*Short exercise*: Images are excluded; otherwise, output every record exactly.

*Given information*:

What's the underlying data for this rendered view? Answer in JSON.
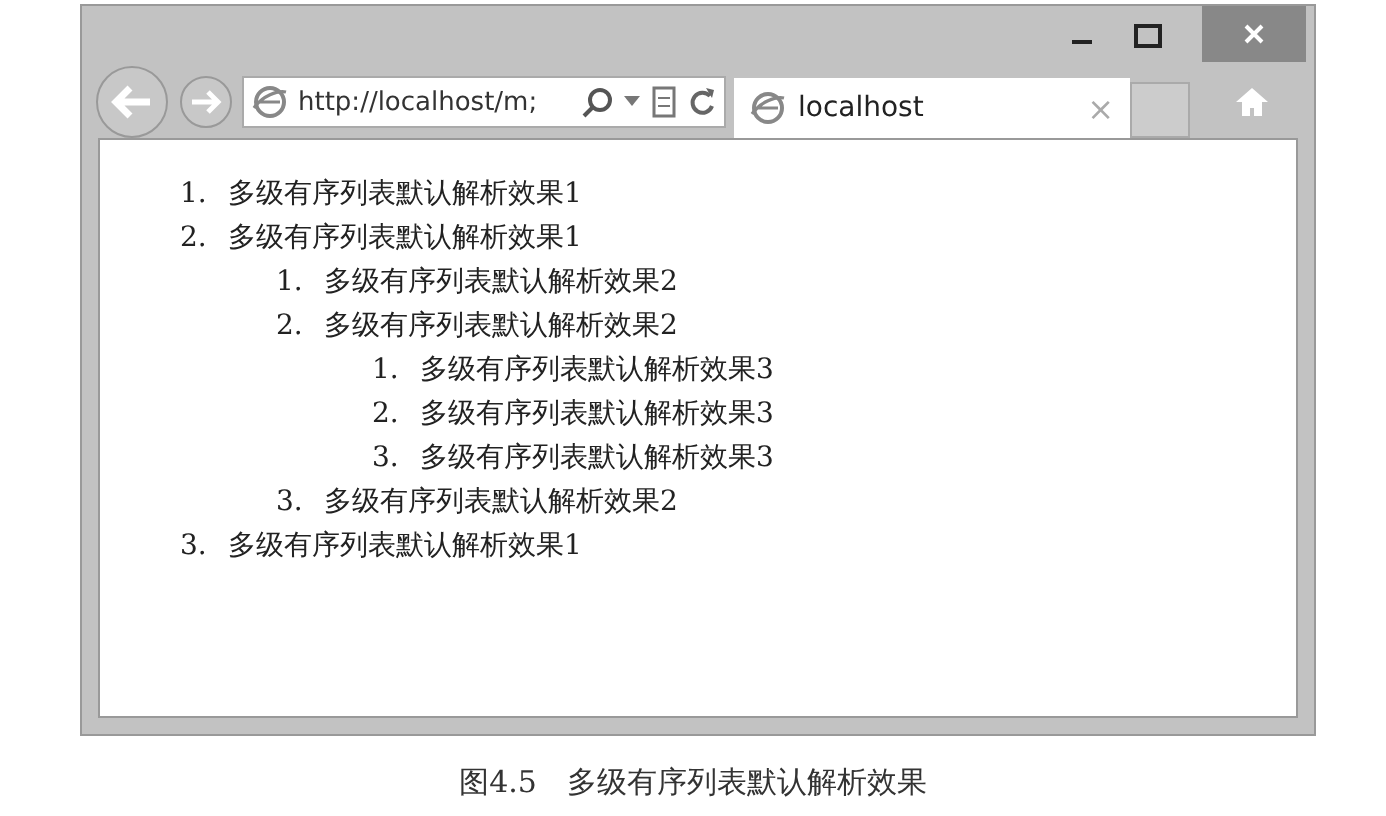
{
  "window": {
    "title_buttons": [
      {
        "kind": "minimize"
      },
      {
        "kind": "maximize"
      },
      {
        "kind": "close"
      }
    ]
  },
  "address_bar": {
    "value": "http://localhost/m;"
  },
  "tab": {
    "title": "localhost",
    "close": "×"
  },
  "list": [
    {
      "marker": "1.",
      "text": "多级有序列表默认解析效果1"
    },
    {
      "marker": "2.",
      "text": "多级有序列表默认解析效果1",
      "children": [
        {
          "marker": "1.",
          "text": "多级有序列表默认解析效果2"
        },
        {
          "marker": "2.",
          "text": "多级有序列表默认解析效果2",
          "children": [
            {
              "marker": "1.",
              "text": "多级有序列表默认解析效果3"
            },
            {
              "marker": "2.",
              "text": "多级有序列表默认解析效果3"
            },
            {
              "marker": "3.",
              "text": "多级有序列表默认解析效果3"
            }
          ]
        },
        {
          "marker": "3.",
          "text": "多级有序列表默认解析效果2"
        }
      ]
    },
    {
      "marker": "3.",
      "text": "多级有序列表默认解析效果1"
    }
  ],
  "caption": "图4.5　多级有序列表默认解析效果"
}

*Correct output*:
What's the underlying data for this rendered view? Answer in JSON.
{
  "window": {
    "title_buttons": [
      {
        "kind": "minimize"
      },
      {
        "kind": "maximize"
      },
      {
        "kind": "close"
      }
    ]
  },
  "address_bar": {
    "value": "http://localhost/m;"
  },
  "tab": {
    "title": "localhost",
    "close": "×"
  },
  "list": [
    {
      "marker": "1.",
      "text": "多级有序列表默认解析效果1"
    },
    {
      "marker": "2.",
      "text": "多级有序列表默认解析效果1",
      "children": [
        {
          "marker": "1.",
          "text": "多级有序列表默认解析效果2"
        },
        {
          "marker": "2.",
          "text": "多级有序列表默认解析效果2",
          "children": [
            {
              "marker": "1.",
              "text": "多级有序列表默认解析效果3"
            },
            {
              "marker": "2.",
              "text": "多级有序列表默认解析效果3"
            },
            {
              "marker": "3.",
              "text": "多级有序列表默认解析效果3"
            }
          ]
        },
        {
          "marker": "3.",
          "text": "多级有序列表默认解析效果2"
        }
      ]
    },
    {
      "marker": "3.",
      "text": "多级有序列表默认解析效果1"
    }
  ],
  "caption": "图4.5　多级有序列表默认解析效果"
}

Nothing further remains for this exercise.